## Set problem
From the records, pick out and copy each line containing "formy".

## Records for the exercise

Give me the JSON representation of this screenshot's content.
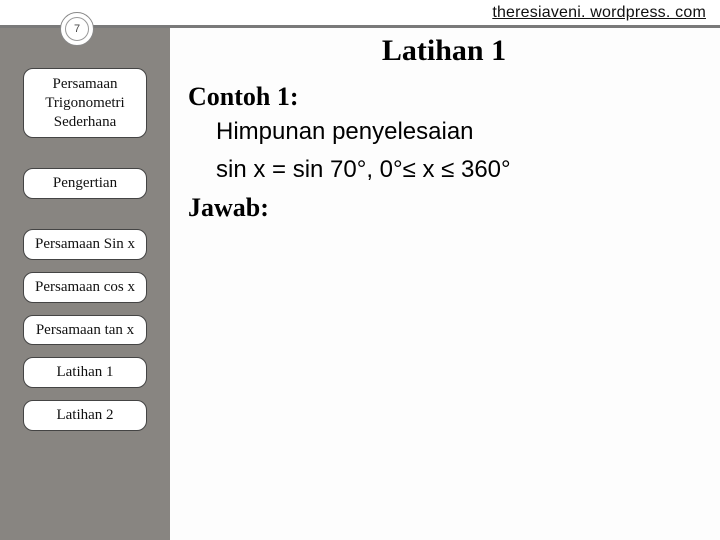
{
  "header": {
    "url": "theresiaveni. wordpress. com",
    "page_number": "7"
  },
  "sidebar": {
    "items": [
      {
        "label": "Persamaan Trigonometri Sederhana",
        "size": "tall"
      },
      {
        "label": "Pengertian",
        "size": "small",
        "gap_before": true
      },
      {
        "label": "Persamaan Sin x",
        "size": "small",
        "gap_before": true
      },
      {
        "label": "Persamaan cos x",
        "size": "small"
      },
      {
        "label": "Persamaan tan x",
        "size": "small"
      },
      {
        "label": "Latihan 1",
        "size": "small"
      },
      {
        "label": "Latihan 2",
        "size": "small"
      }
    ]
  },
  "content": {
    "title": "Latihan 1",
    "contoh_label": "Contoh 1:",
    "line1": "Himpunan penyelesaian",
    "line2": "sin x = sin 70°, 0°≤ x ≤ 360°",
    "jawab_label": "Jawab:"
  }
}
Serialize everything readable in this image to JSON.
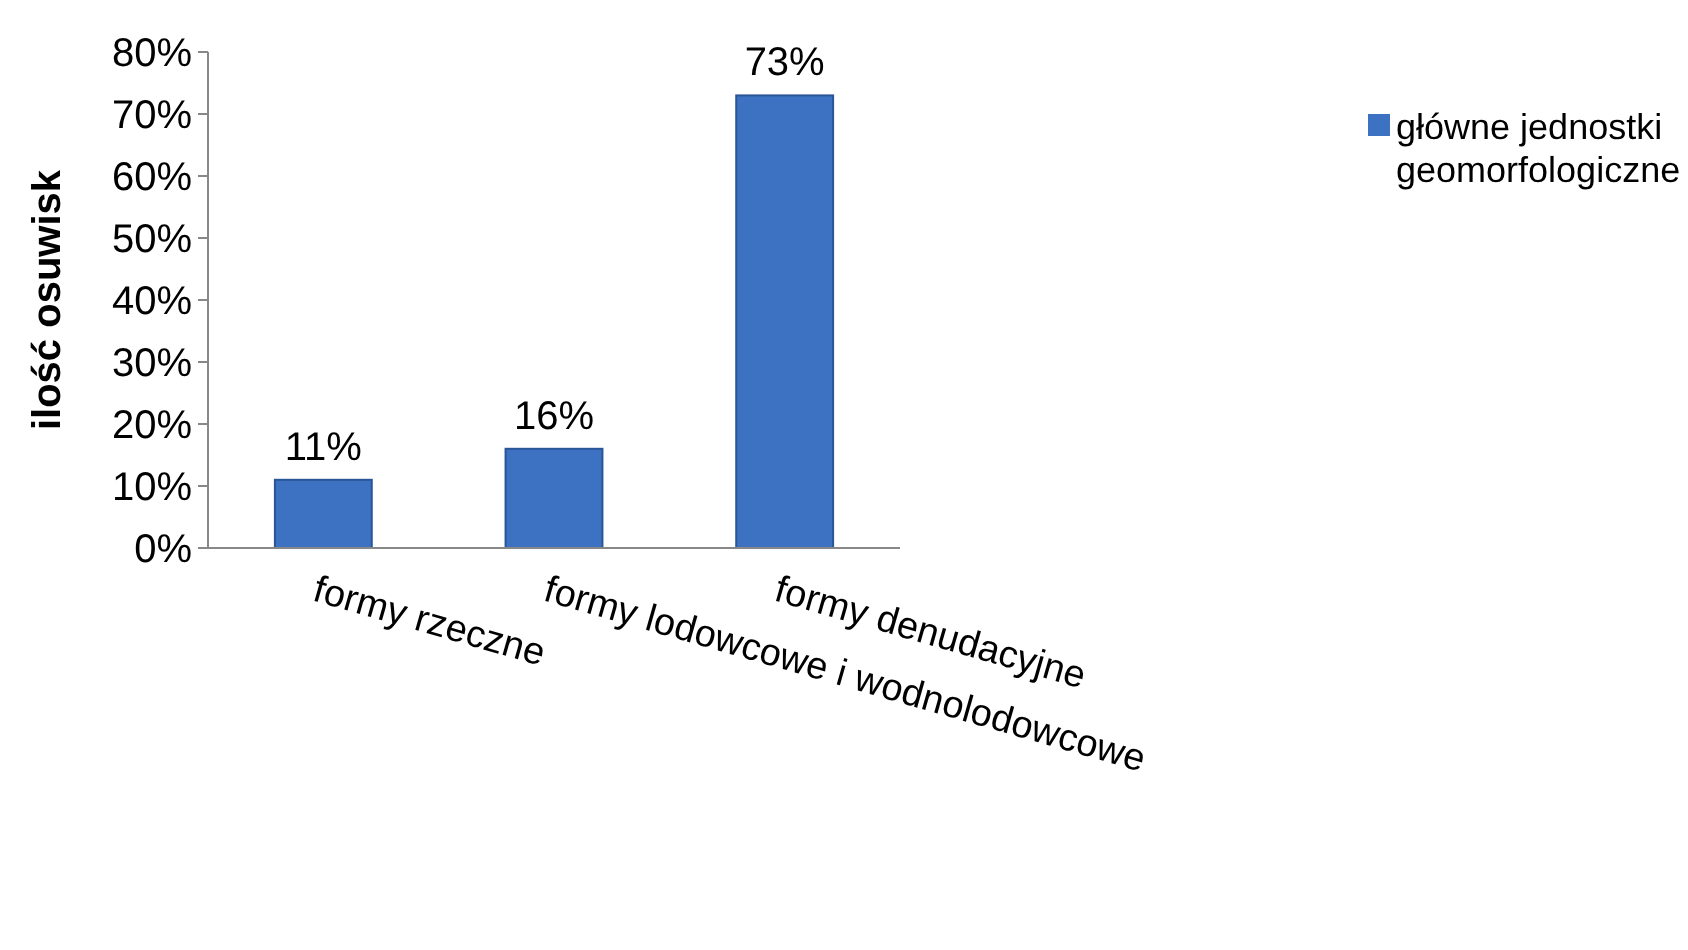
{
  "chart_data": {
    "type": "bar",
    "ylabel": "ilość osuwisk",
    "categories": [
      "formy rzeczne",
      "formy lodowcowe i wodnolodowcowe",
      "formy denudacyjne"
    ],
    "series": [
      {
        "name": "główne jednostki geomorfologiczne",
        "color": "#3d72c2",
        "values": [
          11,
          16,
          73
        ],
        "value_labels": [
          "11%",
          "16%",
          "73%"
        ]
      }
    ],
    "ylim": [
      0,
      80
    ],
    "yticks": [
      {
        "value": 0,
        "label": "0%"
      },
      {
        "value": 10,
        "label": "10%"
      },
      {
        "value": 20,
        "label": "20%"
      },
      {
        "value": 30,
        "label": "30%"
      },
      {
        "value": 40,
        "label": "40%"
      },
      {
        "value": 50,
        "label": "50%"
      },
      {
        "value": 60,
        "label": "60%"
      },
      {
        "value": 70,
        "label": "70%"
      },
      {
        "value": 80,
        "label": "80%"
      }
    ],
    "grid": false,
    "legend": "right"
  }
}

## Answer for the task
      "formy rzeczne",
      "formy lodowcowe i wodnolodowcowe",
      "formy denudacyjne"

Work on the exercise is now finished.